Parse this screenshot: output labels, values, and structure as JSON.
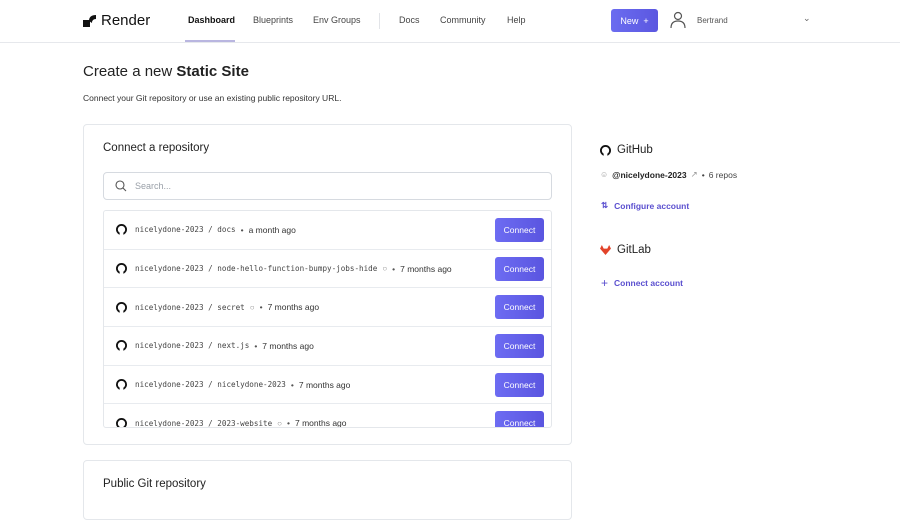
{
  "header": {
    "brand": "Render",
    "nav": [
      "Dashboard",
      "Blueprints",
      "Env Groups"
    ],
    "nav2": [
      "Docs",
      "Community",
      "Help"
    ],
    "new_label": "New",
    "user": "Bertrand"
  },
  "page": {
    "title_prefix": "Create a new",
    "title_bold": "Static Site",
    "subtitle": "Connect your Git repository or use an existing public repository URL."
  },
  "connect": {
    "title": "Connect a repository",
    "search_placeholder": "Search...",
    "button_label": "Connect",
    "repos": [
      {
        "owner": "nicelydone-2023",
        "name": "docs",
        "private": false,
        "updated": "a month ago"
      },
      {
        "owner": "nicelydone-2023",
        "name": "node-hello-function-bumpy-jobs-hide",
        "private": true,
        "updated": "7 months ago"
      },
      {
        "owner": "nicelydone-2023",
        "name": "secret",
        "private": true,
        "updated": "7 months ago"
      },
      {
        "owner": "nicelydone-2023",
        "name": "next.js",
        "private": false,
        "updated": "7 months ago"
      },
      {
        "owner": "nicelydone-2023",
        "name": "nicelydone-2023",
        "private": false,
        "updated": "7 months ago"
      },
      {
        "owner": "nicelydone-2023",
        "name": "2023-website",
        "private": true,
        "updated": "7 months ago"
      }
    ]
  },
  "public_repo": {
    "title": "Public Git repository"
  },
  "github": {
    "title": "GitHub",
    "account": "@nicelydone-2023",
    "repos": "6 repos",
    "configure": "Configure account"
  },
  "gitlab": {
    "title": "GitLab",
    "connect": "Connect account"
  },
  "colors": {
    "accent": "#5b57e0",
    "link": "#5a4fcf",
    "gitlab": "#e24329"
  }
}
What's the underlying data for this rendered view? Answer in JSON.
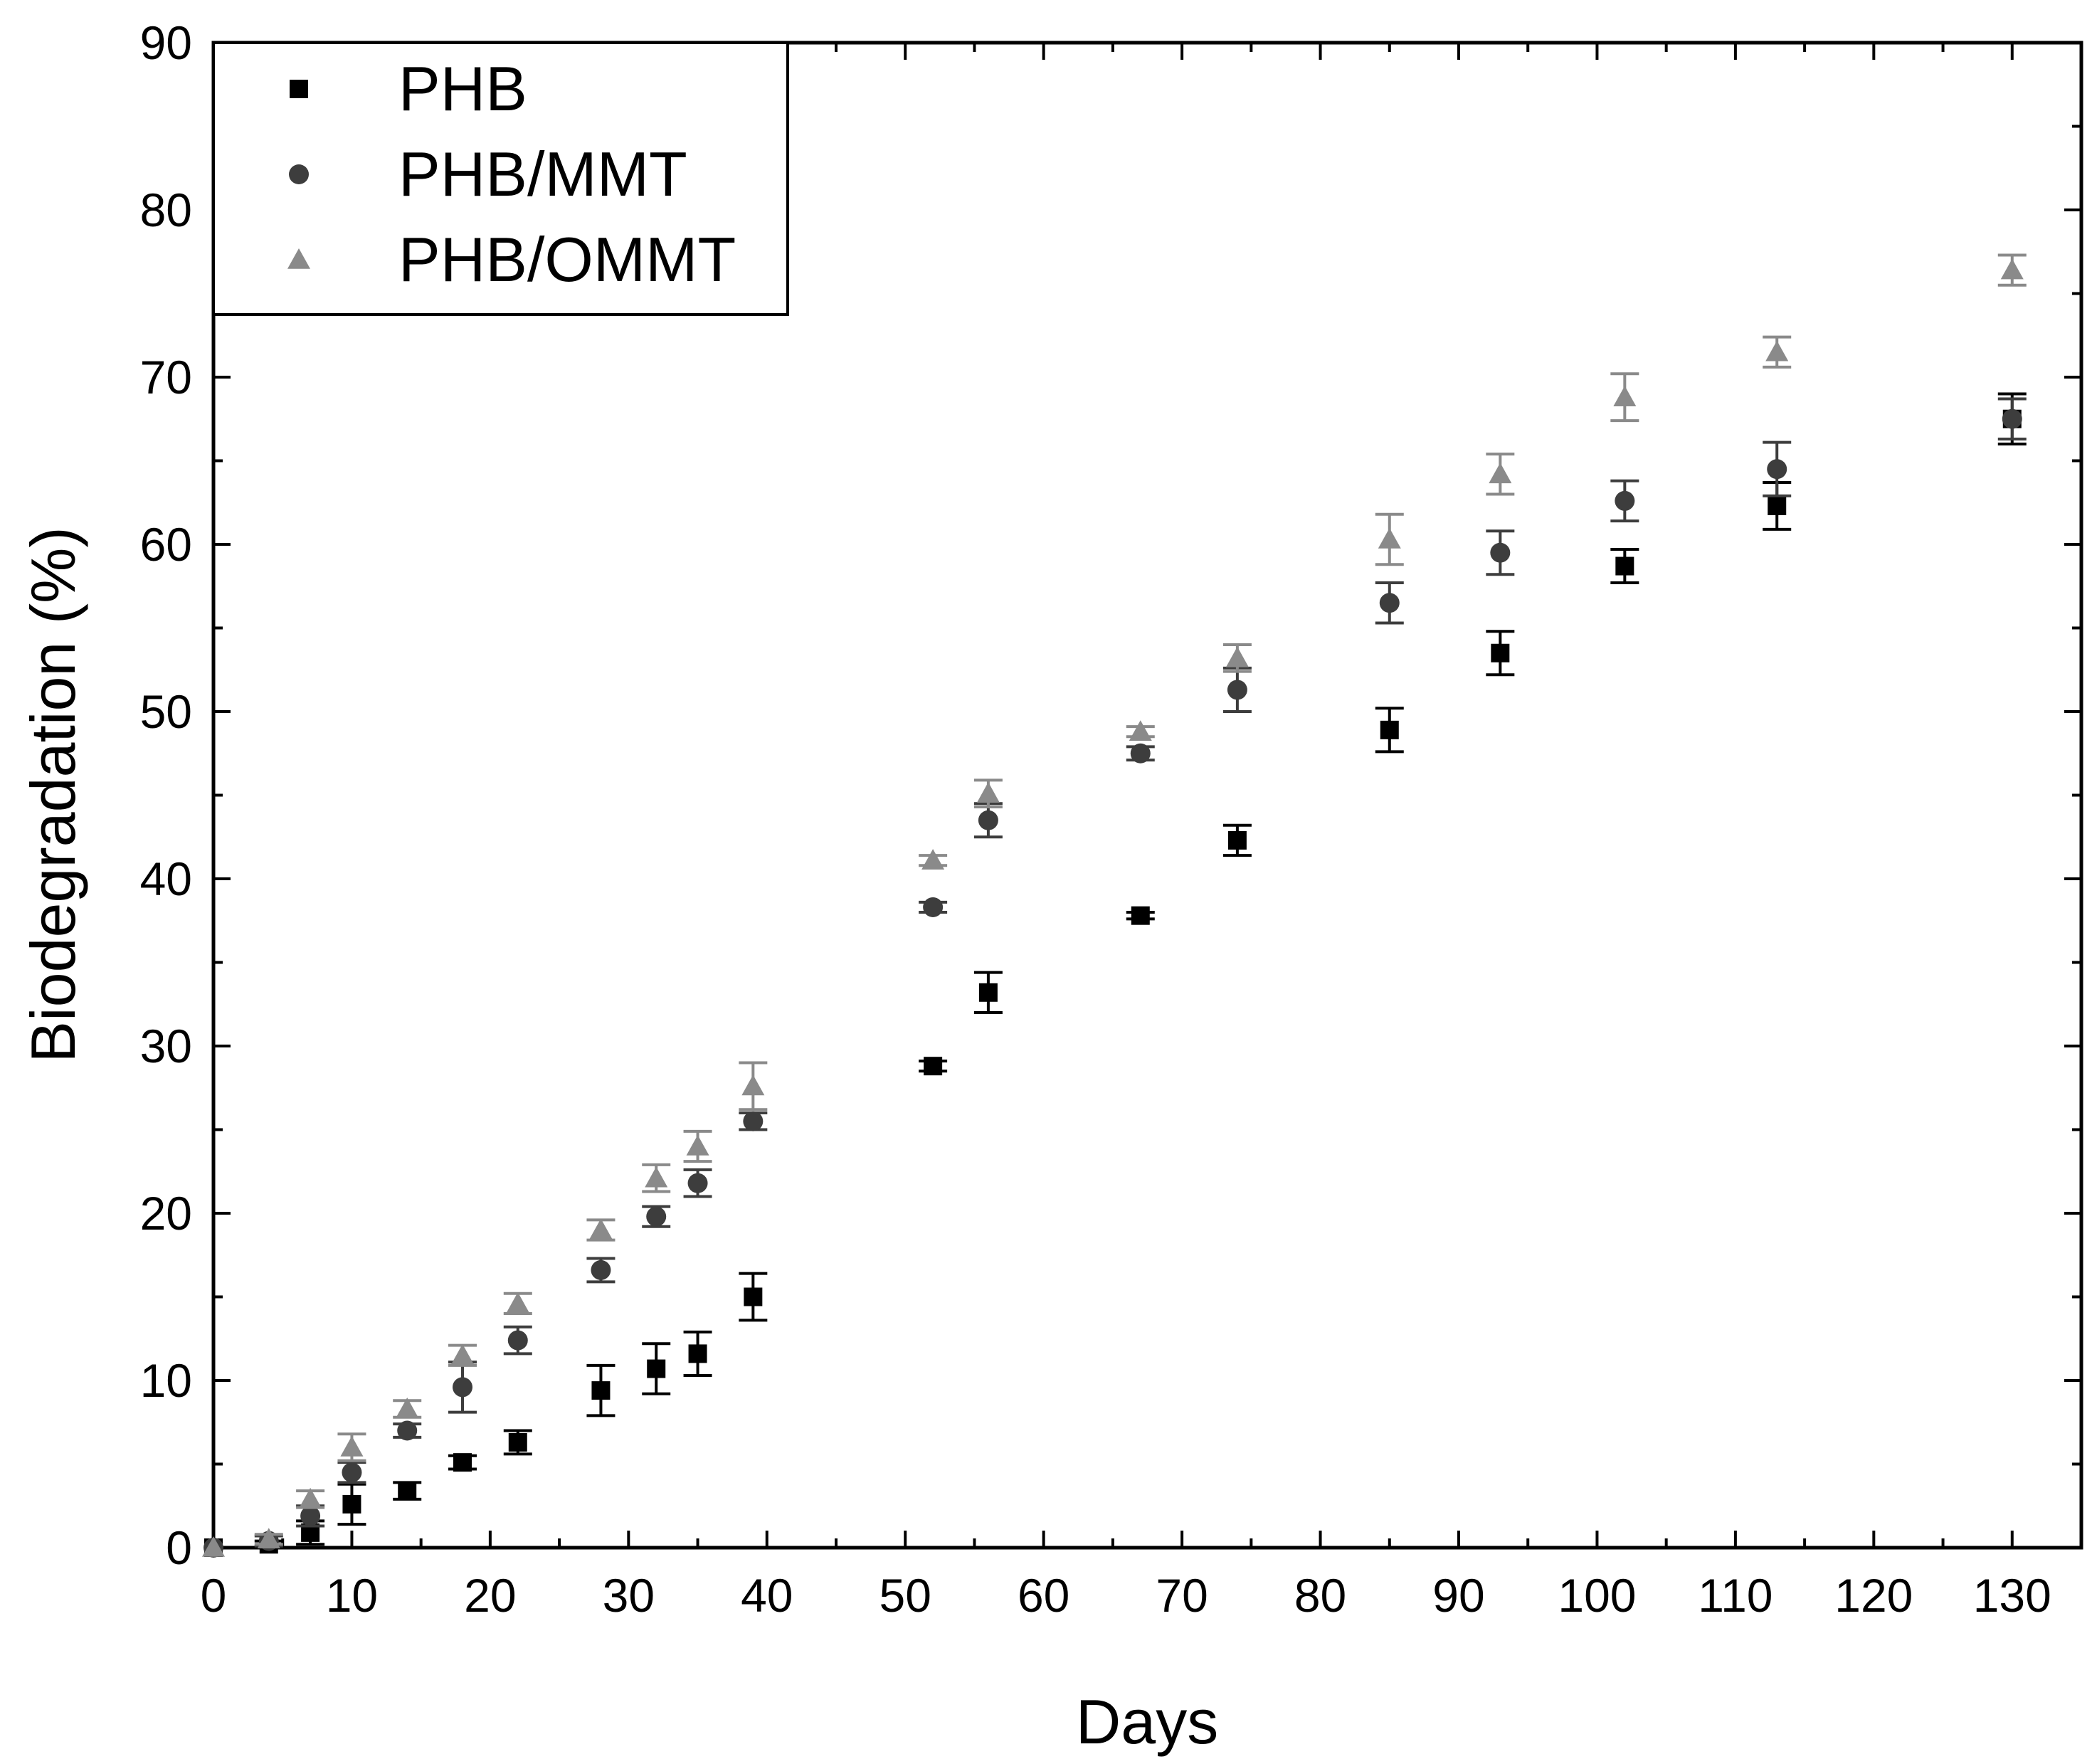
{
  "chart_data": {
    "type": "scatter",
    "title": "",
    "xlabel": "Days",
    "ylabel": "Biodegradation (%)",
    "xlim": [
      0,
      135
    ],
    "ylim": [
      0,
      90
    ],
    "xticks": [
      0,
      10,
      20,
      30,
      40,
      50,
      60,
      70,
      80,
      90,
      100,
      110,
      120,
      130
    ],
    "yticks": [
      0,
      10,
      20,
      30,
      40,
      50,
      60,
      70,
      80,
      90
    ],
    "legend_position": "top-left",
    "series": [
      {
        "name": "PHB",
        "marker": "square",
        "color": "#000000",
        "x": [
          0,
          4,
          7,
          10,
          14,
          18,
          22,
          28,
          32,
          35,
          39,
          52,
          56,
          67,
          74,
          85,
          93,
          102,
          113,
          130
        ],
        "y": [
          0,
          0.2,
          0.9,
          2.6,
          3.4,
          5.1,
          6.3,
          9.4,
          10.7,
          11.6,
          15.0,
          28.8,
          33.2,
          37.8,
          42.3,
          48.9,
          53.5,
          58.7,
          62.3,
          67.5
        ],
        "err": [
          0,
          0.2,
          0.7,
          1.2,
          0.5,
          0.4,
          0.7,
          1.5,
          1.5,
          1.3,
          1.4,
          0.3,
          1.2,
          0.2,
          0.9,
          1.3,
          1.3,
          1.0,
          1.4,
          1.5
        ]
      },
      {
        "name": "PHB/MMT",
        "marker": "circle",
        "color": "#3d3d3d",
        "x": [
          0,
          4,
          7,
          10,
          14,
          18,
          22,
          28,
          32,
          35,
          39,
          52,
          56,
          67,
          74,
          85,
          93,
          102,
          113,
          130
        ],
        "y": [
          0,
          0.4,
          1.9,
          4.5,
          7.0,
          9.6,
          12.4,
          16.6,
          19.8,
          21.8,
          25.5,
          38.3,
          43.5,
          47.5,
          51.3,
          56.5,
          59.5,
          62.6,
          64.5,
          67.5
        ],
        "err": [
          0,
          0.3,
          0.6,
          0.6,
          0.4,
          1.5,
          0.8,
          0.7,
          0.6,
          0.8,
          0.5,
          0.3,
          1.0,
          0.4,
          1.3,
          1.2,
          1.3,
          1.2,
          1.6,
          1.2
        ]
      },
      {
        "name": "PHB/OMMT",
        "marker": "triangle",
        "color": "#8a8a8a",
        "x": [
          0,
          4,
          7,
          10,
          14,
          18,
          22,
          28,
          32,
          35,
          39,
          52,
          56,
          67,
          74,
          85,
          93,
          102,
          113,
          130
        ],
        "y": [
          0,
          0.5,
          2.9,
          6.0,
          8.3,
          11.5,
          14.6,
          19.0,
          22.1,
          24.0,
          27.6,
          41.1,
          45.1,
          48.8,
          53.2,
          60.3,
          64.2,
          68.8,
          71.5,
          76.4
        ],
        "err": [
          0,
          0.3,
          0.5,
          0.8,
          0.5,
          0.6,
          0.6,
          0.6,
          0.8,
          0.9,
          1.4,
          0.3,
          0.8,
          0.3,
          0.8,
          1.5,
          1.2,
          1.4,
          0.9,
          0.9
        ]
      }
    ]
  }
}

----

Exercise prompt -
Leave out the pictures and return every record word for word.

Written response -
Parse this screenshot: output labels, values, and structure as JSON.
{
  "header": {
    "brand": "Render",
    "nav": [
      "Dashboard",
      "Blueprints",
      "Env Groups"
    ],
    "nav2": [
      "Docs",
      "Community",
      "Help"
    ],
    "new_label": "New",
    "user": "Bertrand"
  },
  "page": {
    "title_prefix": "Create a new",
    "title_bold": "Static Site",
    "subtitle": "Connect your Git repository or use an existing public repository URL."
  },
  "connect": {
    "title": "Connect a repository",
    "search_placeholder": "Search...",
    "button_label": "Connect",
    "repos": [
      {
        "owner": "nicelydone-2023",
        "name": "docs",
        "private": false,
        "updated": "a month ago"
      },
      {
        "owner": "nicelydone-2023",
        "name": "node-hello-function-bumpy-jobs-hide",
        "private": true,
        "updated": "7 months ago"
      },
      {
        "owner": "nicelydone-2023",
        "name": "secret",
        "private": true,
        "updated": "7 months ago"
      },
      {
        "owner": "nicelydone-2023",
        "name": "next.js",
        "private": false,
        "updated": "7 months ago"
      },
      {
        "owner": "nicelydone-2023",
        "name": "nicelydone-2023",
        "private": false,
        "updated": "7 months ago"
      },
      {
        "owner": "nicelydone-2023",
        "name": "2023-website",
        "private": true,
        "updated": "7 months ago"
      }
    ]
  },
  "public_repo": {
    "title": "Public Git repository"
  },
  "github": {
    "title": "GitHub",
    "account": "@nicelydone-2023",
    "repos": "6 repos",
    "configure": "Configure account"
  },
  "gitlab": {
    "title": "GitLab",
    "connect": "Connect account"
  },
  "colors": {
    "accent": "#5b57e0",
    "link": "#5a4fcf",
    "gitlab": "#e24329"
  }
}
What's the underlying data for this rendered view? Answer in JSON.
{
  "chart_data": {
    "type": "scatter",
    "title": "",
    "xlabel": "Days",
    "ylabel": "Biodegradation (%)",
    "xlim": [
      0,
      135
    ],
    "ylim": [
      0,
      90
    ],
    "xticks": [
      0,
      10,
      20,
      30,
      40,
      50,
      60,
      70,
      80,
      90,
      100,
      110,
      120,
      130
    ],
    "yticks": [
      0,
      10,
      20,
      30,
      40,
      50,
      60,
      70,
      80,
      90
    ],
    "legend_position": "top-left",
    "series": [
      {
        "name": "PHB",
        "marker": "square",
        "color": "#000000",
        "x": [
          0,
          4,
          7,
          10,
          14,
          18,
          22,
          28,
          32,
          35,
          39,
          52,
          56,
          67,
          74,
          85,
          93,
          102,
          113,
          130
        ],
        "y": [
          0,
          0.2,
          0.9,
          2.6,
          3.4,
          5.1,
          6.3,
          9.4,
          10.7,
          11.6,
          15.0,
          28.8,
          33.2,
          37.8,
          42.3,
          48.9,
          53.5,
          58.7,
          62.3,
          67.5
        ],
        "err": [
          0,
          0.2,
          0.7,
          1.2,
          0.5,
          0.4,
          0.7,
          1.5,
          1.5,
          1.3,
          1.4,
          0.3,
          1.2,
          0.2,
          0.9,
          1.3,
          1.3,
          1.0,
          1.4,
          1.5
        ]
      },
      {
        "name": "PHB/MMT",
        "marker": "circle",
        "color": "#3d3d3d",
        "x": [
          0,
          4,
          7,
          10,
          14,
          18,
          22,
          28,
          32,
          35,
          39,
          52,
          56,
          67,
          74,
          85,
          93,
          102,
          113,
          130
        ],
        "y": [
          0,
          0.4,
          1.9,
          4.5,
          7.0,
          9.6,
          12.4,
          16.6,
          19.8,
          21.8,
          25.5,
          38.3,
          43.5,
          47.5,
          51.3,
          56.5,
          59.5,
          62.6,
          64.5,
          67.5
        ],
        "err": [
          0,
          0.3,
          0.6,
          0.6,
          0.4,
          1.5,
          0.8,
          0.7,
          0.6,
          0.8,
          0.5,
          0.3,
          1.0,
          0.4,
          1.3,
          1.2,
          1.3,
          1.2,
          1.6,
          1.2
        ]
      },
      {
        "name": "PHB/OMMT",
        "marker": "triangle",
        "color": "#8a8a8a",
        "x": [
          0,
          4,
          7,
          10,
          14,
          18,
          22,
          28,
          32,
          35,
          39,
          52,
          56,
          67,
          74,
          85,
          93,
          102,
          113,
          130
        ],
        "y": [
          0,
          0.5,
          2.9,
          6.0,
          8.3,
          11.5,
          14.6,
          19.0,
          22.1,
          24.0,
          27.6,
          41.1,
          45.1,
          48.8,
          53.2,
          60.3,
          64.2,
          68.8,
          71.5,
          76.4
        ],
        "err": [
          0,
          0.3,
          0.5,
          0.8,
          0.5,
          0.6,
          0.6,
          0.6,
          0.8,
          0.9,
          1.4,
          0.3,
          0.8,
          0.3,
          0.8,
          1.5,
          1.2,
          1.4,
          0.9,
          0.9
        ]
      }
    ]
  }
}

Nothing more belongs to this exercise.